Aim: Only the number is wanted: how many lines hold the word "style"?

Extracts from a graphics dataset:

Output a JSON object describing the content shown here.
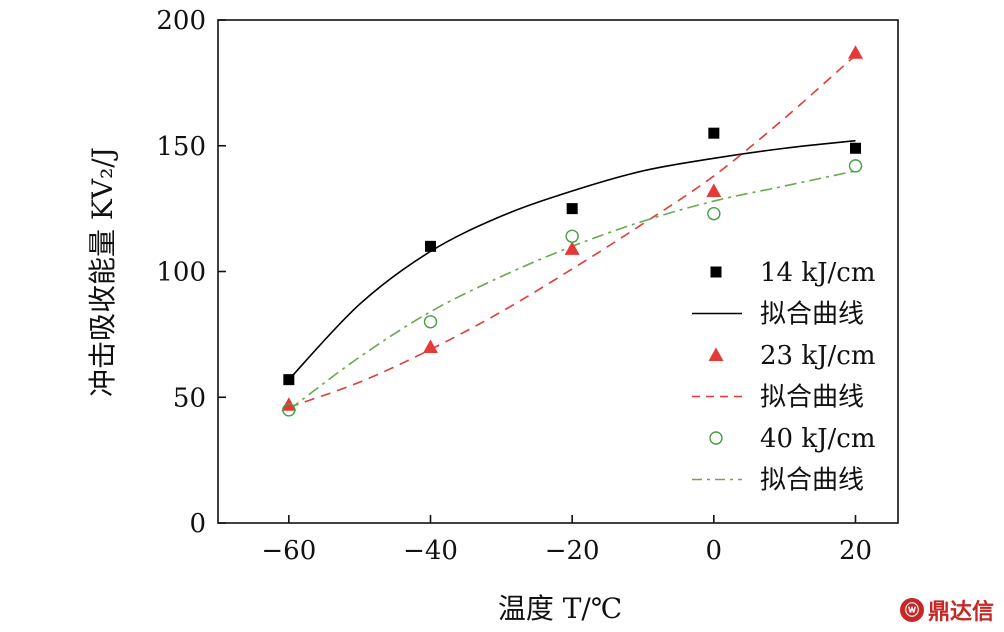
{
  "chart_data": {
    "type": "scatter",
    "xlabel": "温度 T/℃",
    "ylabel": "冲击吸收能量 KV₂/J",
    "xlim": [
      -70,
      26
    ],
    "ylim": [
      0,
      200
    ],
    "xticks": [
      -60,
      -40,
      -20,
      0,
      20
    ],
    "yticks": [
      0,
      50,
      100,
      150,
      200
    ],
    "x_tick_labels": [
      "−60",
      "−40",
      "−20",
      "0",
      "20"
    ],
    "y_tick_labels": [
      "0",
      "50",
      "100",
      "150",
      "200"
    ],
    "grid": false,
    "legend_position": "right",
    "series": [
      {
        "name": "14 kJ/cm",
        "marker": "square-filled",
        "color": "#000000",
        "x": [
          -60,
          -40,
          -20,
          0,
          20
        ],
        "y": [
          57,
          110,
          125,
          155,
          149
        ],
        "fit": {
          "name": "拟合曲线",
          "style": "solid",
          "color": "#000000",
          "x": [
            -60,
            -50,
            -40,
            -30,
            -20,
            -10,
            0,
            10,
            20
          ],
          "y": [
            57,
            87,
            108,
            122,
            132,
            140,
            145,
            149,
            152
          ]
        }
      },
      {
        "name": "23 kJ/cm",
        "marker": "triangle-filled",
        "color": "#e53935",
        "x": [
          -60,
          -40,
          -20,
          0,
          20
        ],
        "y": [
          47,
          70,
          109,
          132,
          187
        ],
        "fit": {
          "name": "拟合曲线",
          "style": "dashed",
          "color": "#e53935",
          "x": [
            -60,
            -50,
            -40,
            -30,
            -20,
            -10,
            0,
            10,
            20
          ],
          "y": [
            46,
            56,
            69,
            84,
            101,
            119,
            138,
            161,
            186
          ]
        }
      },
      {
        "name": "40 kJ/cm",
        "marker": "circle-open",
        "color": "#43a047",
        "x": [
          -60,
          -40,
          -20,
          0,
          20
        ],
        "y": [
          45,
          80,
          114,
          123,
          142
        ],
        "fit": {
          "name": "拟合曲线",
          "style": "dashdot",
          "color": "#6aa84f",
          "x": [
            -60,
            -50,
            -40,
            -30,
            -20,
            -10,
            0,
            10,
            20
          ],
          "y": [
            45,
            66,
            84,
            98,
            110,
            120,
            128,
            134,
            140
          ]
        }
      }
    ]
  },
  "watermark": {
    "logo": "ⓦ",
    "text": "鼎达信"
  }
}
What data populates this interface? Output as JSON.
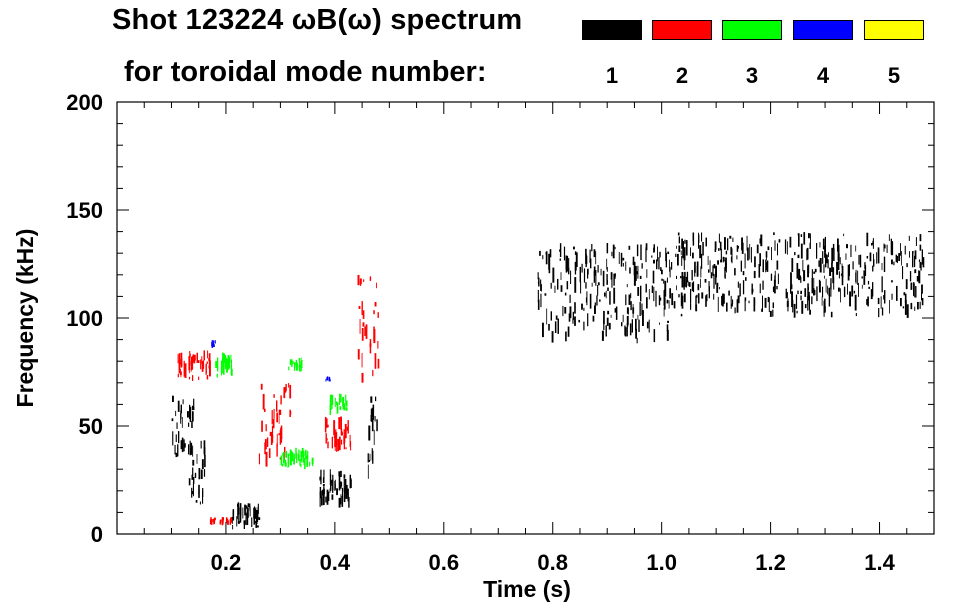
{
  "title_line1": "Shot 123224 ωB(ω) spectrum",
  "title_line2": "for toroidal mode number:",
  "legend": [
    {
      "label": "1",
      "color": "#000000"
    },
    {
      "label": "2",
      "color": "#ff0000"
    },
    {
      "label": "3",
      "color": "#00ff00"
    },
    {
      "label": "4",
      "color": "#0000ff"
    },
    {
      "label": "5",
      "color": "#ffff00"
    }
  ],
  "chart_data": {
    "type": "heatmap",
    "title": "Shot 123224 ωB(ω) spectrum",
    "xlabel": "Time (s)",
    "ylabel": "Frequency (kHz)",
    "xlim": [
      0.0,
      1.5
    ],
    "ylim": [
      0,
      200
    ],
    "xticks": [
      0.2,
      0.4,
      0.6,
      0.8,
      1.0,
      1.2,
      1.4
    ],
    "yticks": [
      0,
      50,
      100,
      150,
      200
    ],
    "grid": false,
    "legend_placement": "top",
    "series": [
      {
        "name": "1",
        "color": "#000000",
        "regions": [
          {
            "t": [
              0.1,
              0.14
            ],
            "f": [
              35,
              65
            ]
          },
          {
            "t": [
              0.13,
              0.16
            ],
            "f": [
              10,
              45
            ]
          },
          {
            "t": [
              0.21,
              0.26
            ],
            "f": [
              2,
              15
            ]
          },
          {
            "t": [
              0.37,
              0.43
            ],
            "f": [
              12,
              30
            ]
          },
          {
            "t": [
              0.46,
              0.48
            ],
            "f": [
              25,
              65
            ]
          },
          {
            "t": [
              0.77,
              1.02
            ],
            "f": [
              88,
              135
            ]
          },
          {
            "t": [
              1.02,
              1.48
            ],
            "f": [
              100,
              140
            ]
          }
        ]
      },
      {
        "name": "2",
        "color": "#ff0000",
        "regions": [
          {
            "t": [
              0.11,
              0.17
            ],
            "f": [
              70,
              85
            ]
          },
          {
            "t": [
              0.26,
              0.32
            ],
            "f": [
              30,
              70
            ]
          },
          {
            "t": [
              0.38,
              0.43
            ],
            "f": [
              38,
              55
            ]
          },
          {
            "t": [
              0.44,
              0.48
            ],
            "f": [
              70,
              120
            ]
          },
          {
            "t": [
              0.17,
              0.21
            ],
            "f": [
              4,
              8
            ]
          }
        ]
      },
      {
        "name": "3",
        "color": "#00ff00",
        "regions": [
          {
            "t": [
              0.18,
              0.21
            ],
            "f": [
              72,
              85
            ]
          },
          {
            "t": [
              0.31,
              0.34
            ],
            "f": [
              75,
              82
            ]
          },
          {
            "t": [
              0.39,
              0.42
            ],
            "f": [
              55,
              65
            ]
          },
          {
            "t": [
              0.3,
              0.36
            ],
            "f": [
              30,
              40
            ]
          }
        ]
      },
      {
        "name": "4",
        "color": "#0000ff",
        "regions": [
          {
            "t": [
              0.17,
              0.18
            ],
            "f": [
              86,
              90
            ]
          },
          {
            "t": [
              0.38,
              0.39
            ],
            "f": [
              70,
              73
            ]
          }
        ]
      },
      {
        "name": "5",
        "color": "#ffff00",
        "regions": []
      }
    ]
  }
}
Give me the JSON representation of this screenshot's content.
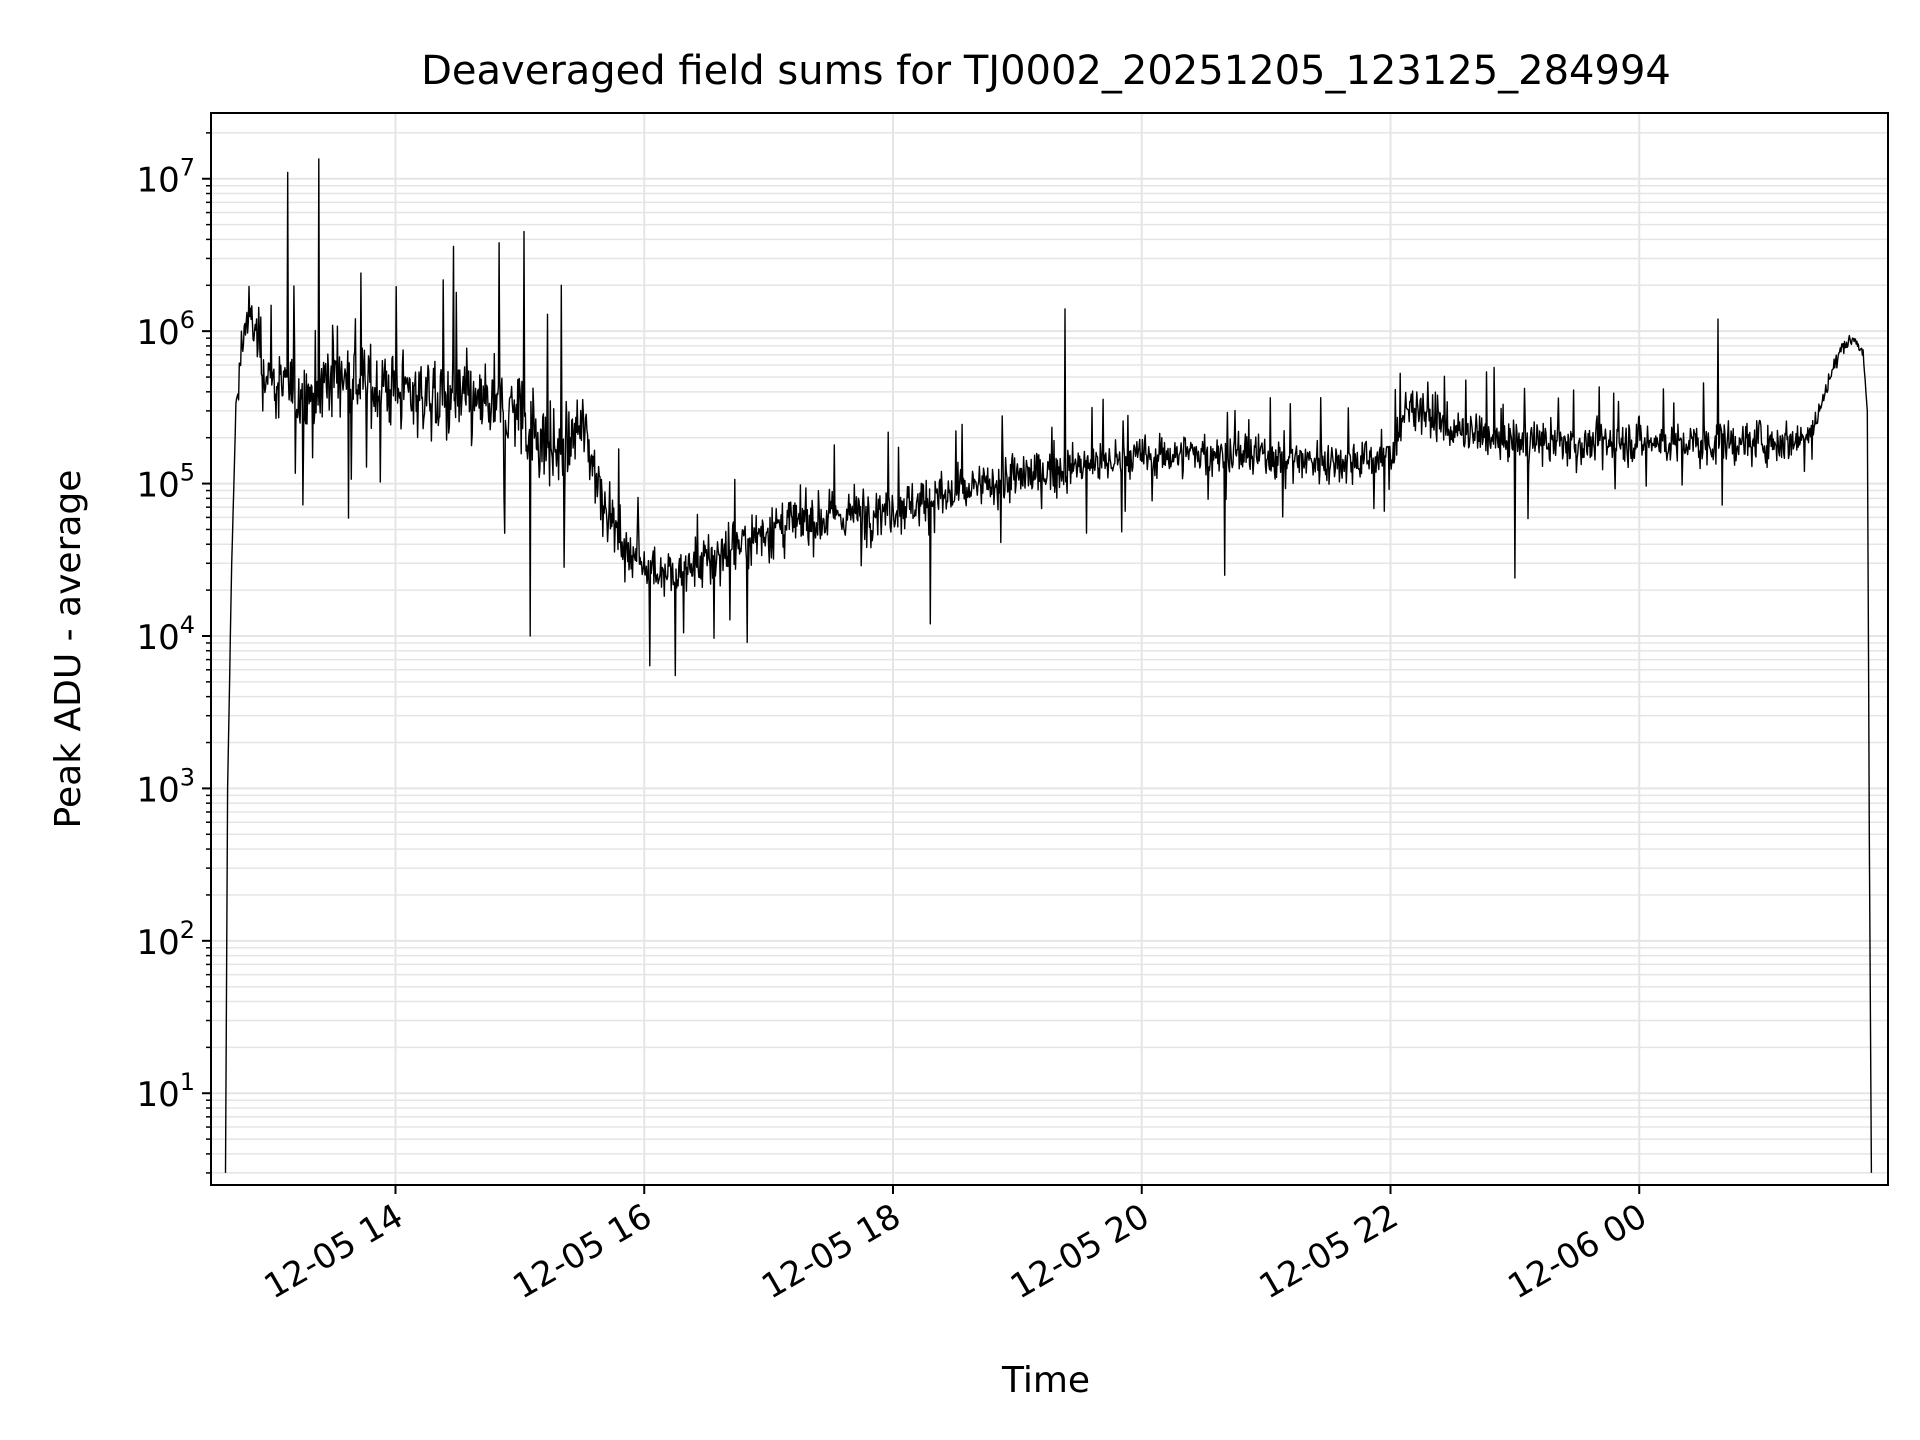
{
  "chart_data": {
    "type": "line",
    "title": "Deaveraged field sums for TJ0002_20251205_123125_284994",
    "xlabel": "Time",
    "ylabel": "Peak ADU - average",
    "xscale": "time",
    "yscale": "log",
    "xlim": [
      "2025-12-05 12:31",
      "2025-12-06 02:00"
    ],
    "ylim": [
      2.5,
      27000000
    ],
    "x_ticks": [
      {
        "value": "2025-12-05 14:00",
        "label": "12-05 14"
      },
      {
        "value": "2025-12-05 16:00",
        "label": "12-05 16"
      },
      {
        "value": "2025-12-05 18:00",
        "label": "12-05 18"
      },
      {
        "value": "2025-12-05 20:00",
        "label": "12-05 20"
      },
      {
        "value": "2025-12-05 22:00",
        "label": "12-05 22"
      },
      {
        "value": "2025-12-06 00:00",
        "label": "12-06 00"
      }
    ],
    "y_ticks": [
      {
        "value": 10,
        "base": "10",
        "exp": "1"
      },
      {
        "value": 100,
        "base": "10",
        "exp": "2"
      },
      {
        "value": 1000,
        "base": "10",
        "exp": "3"
      },
      {
        "value": 10000,
        "base": "10",
        "exp": "4"
      },
      {
        "value": 100000,
        "base": "10",
        "exp": "5"
      },
      {
        "value": 1000000,
        "base": "10",
        "exp": "6"
      },
      {
        "value": 10000000,
        "base": "10",
        "exp": "7"
      }
    ],
    "grid": true,
    "minor_grid_y": true,
    "line_color": "#000000",
    "grid_color": "#e5e5e5",
    "series": [
      {
        "color": "#000000",
        "x": [
          "2025-12-05 12:38",
          "2025-12-05 12:39",
          "2025-12-05 12:41",
          "2025-12-05 12:43",
          "2025-12-05 12:46",
          "2025-12-05 12:50",
          "2025-12-05 12:55",
          "2025-12-05 13:00",
          "2025-12-05 13:10",
          "2025-12-05 13:20",
          "2025-12-05 13:30",
          "2025-12-05 13:45",
          "2025-12-05 14:00",
          "2025-12-05 14:15",
          "2025-12-05 14:30",
          "2025-12-05 14:45",
          "2025-12-05 15:00",
          "2025-12-05 15:10",
          "2025-12-05 15:20",
          "2025-12-05 15:30",
          "2025-12-05 15:40",
          "2025-12-05 15:50",
          "2025-12-05 16:00",
          "2025-12-05 16:15",
          "2025-12-05 16:30",
          "2025-12-05 16:45",
          "2025-12-05 17:00",
          "2025-12-05 17:15",
          "2025-12-05 17:30",
          "2025-12-05 18:00",
          "2025-12-05 18:30",
          "2025-12-05 19:00",
          "2025-12-05 19:30",
          "2025-12-05 20:00",
          "2025-12-05 20:30",
          "2025-12-05 21:00",
          "2025-12-05 21:30",
          "2025-12-05 22:00",
          "2025-12-05 22:10",
          "2025-12-05 22:30",
          "2025-12-05 23:00",
          "2025-12-05 23:30",
          "2025-12-06 00:00",
          "2025-12-06 00:30",
          "2025-12-06 01:00",
          "2025-12-06 01:15",
          "2025-12-06 01:25",
          "2025-12-06 01:32",
          "2025-12-06 01:38",
          "2025-12-06 01:44",
          "2025-12-06 01:48",
          "2025-12-06 01:50",
          "2025-12-06 01:51",
          "2025-12-06 01:52"
        ],
        "y": [
          3,
          1000,
          30000,
          300000,
          900000,
          1300000,
          700000,
          450000,
          400000,
          380000,
          550000,
          450000,
          420000,
          380000,
          350000,
          320000,
          300000,
          200000,
          150000,
          250000,
          80000,
          40000,
          30000,
          25000,
          30000,
          40000,
          50000,
          55000,
          60000,
          70000,
          85000,
          110000,
          130000,
          150000,
          160000,
          150000,
          140000,
          150000,
          350000,
          220000,
          190000,
          180000,
          190000,
          180000,
          190000,
          190000,
          250000,
          500000,
          800000,
          900000,
          700000,
          300000,
          500,
          3
        ],
        "noise_dex": [
          0,
          0,
          0,
          0.1,
          0.2,
          0.3,
          0.35,
          0.4,
          0.42,
          0.45,
          0.45,
          0.4,
          0.42,
          0.42,
          0.42,
          0.42,
          0.45,
          0.45,
          0.42,
          0.4,
          0.3,
          0.25,
          0.3,
          0.3,
          0.3,
          0.3,
          0.3,
          0.28,
          0.28,
          0.28,
          0.25,
          0.25,
          0.22,
          0.22,
          0.22,
          0.22,
          0.22,
          0.22,
          0.25,
          0.22,
          0.22,
          0.22,
          0.22,
          0.22,
          0.22,
          0.2,
          0.15,
          0.1,
          0.06,
          0.05,
          0.05,
          0,
          0,
          0
        ]
      }
    ],
    "spikes": [
      {
        "x": "2025-12-05 13:08",
        "y": 11000000
      },
      {
        "x": "2025-12-05 13:23",
        "y": 13500000
      },
      {
        "x": "2025-12-05 14:28",
        "y": 3600000
      },
      {
        "x": "2025-12-05 14:50",
        "y": 3800000
      },
      {
        "x": "2025-12-05 15:02",
        "y": 4500000
      },
      {
        "x": "2025-12-05 15:20",
        "y": 2000000
      },
      {
        "x": "2025-12-05 15:05",
        "y": 10000
      },
      {
        "x": "2025-12-05 16:15",
        "y": 5500
      },
      {
        "x": "2025-12-05 18:18",
        "y": 12000
      },
      {
        "x": "2025-12-05 19:23",
        "y": 1400000
      },
      {
        "x": "2025-12-05 20:40",
        "y": 25000
      },
      {
        "x": "2025-12-05 23:00",
        "y": 24000
      },
      {
        "x": "2025-12-06 00:38",
        "y": 1200000
      }
    ]
  }
}
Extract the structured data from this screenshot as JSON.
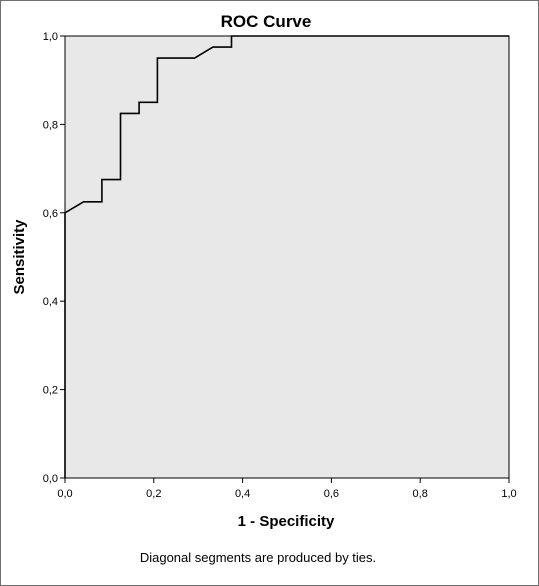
{
  "chart_data": {
    "type": "line",
    "title": "ROC Curve",
    "xlabel": "1 - Specificity",
    "ylabel": "Sensitivity",
    "footnote": "Diagonal segments are produced by ties.",
    "xlim": [
      0,
      1
    ],
    "ylim": [
      0,
      1
    ],
    "grid": false,
    "plot_background": "#e8e8e8",
    "line_color": "#000000",
    "x_ticks": [
      {
        "value": 0.0,
        "label": "0,0"
      },
      {
        "value": 0.2,
        "label": "0,2"
      },
      {
        "value": 0.4,
        "label": "0,4"
      },
      {
        "value": 0.6,
        "label": "0,6"
      },
      {
        "value": 0.8,
        "label": "0,8"
      },
      {
        "value": 1.0,
        "label": "1,0"
      }
    ],
    "y_ticks": [
      {
        "value": 0.0,
        "label": "0,0"
      },
      {
        "value": 0.2,
        "label": "0,2"
      },
      {
        "value": 0.4,
        "label": "0,4"
      },
      {
        "value": 0.6,
        "label": "0,6"
      },
      {
        "value": 0.8,
        "label": "0,8"
      },
      {
        "value": 1.0,
        "label": "1,0"
      }
    ],
    "series": [
      {
        "x": [
          0.0,
          0.0,
          0.042,
          0.083,
          0.083,
          0.125,
          0.125,
          0.167,
          0.167,
          0.208,
          0.208,
          0.292,
          0.333,
          0.375,
          0.375,
          1.0
        ],
        "y": [
          0.0,
          0.6,
          0.625,
          0.625,
          0.675,
          0.675,
          0.825,
          0.825,
          0.85,
          0.85,
          0.95,
          0.95,
          0.975,
          0.975,
          1.0,
          1.0
        ]
      }
    ]
  }
}
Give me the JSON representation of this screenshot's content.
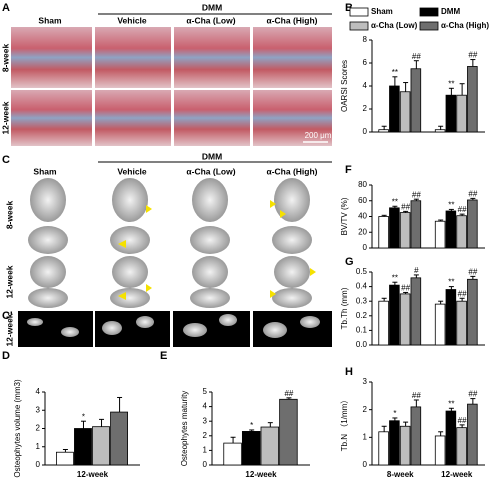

Task solution: 3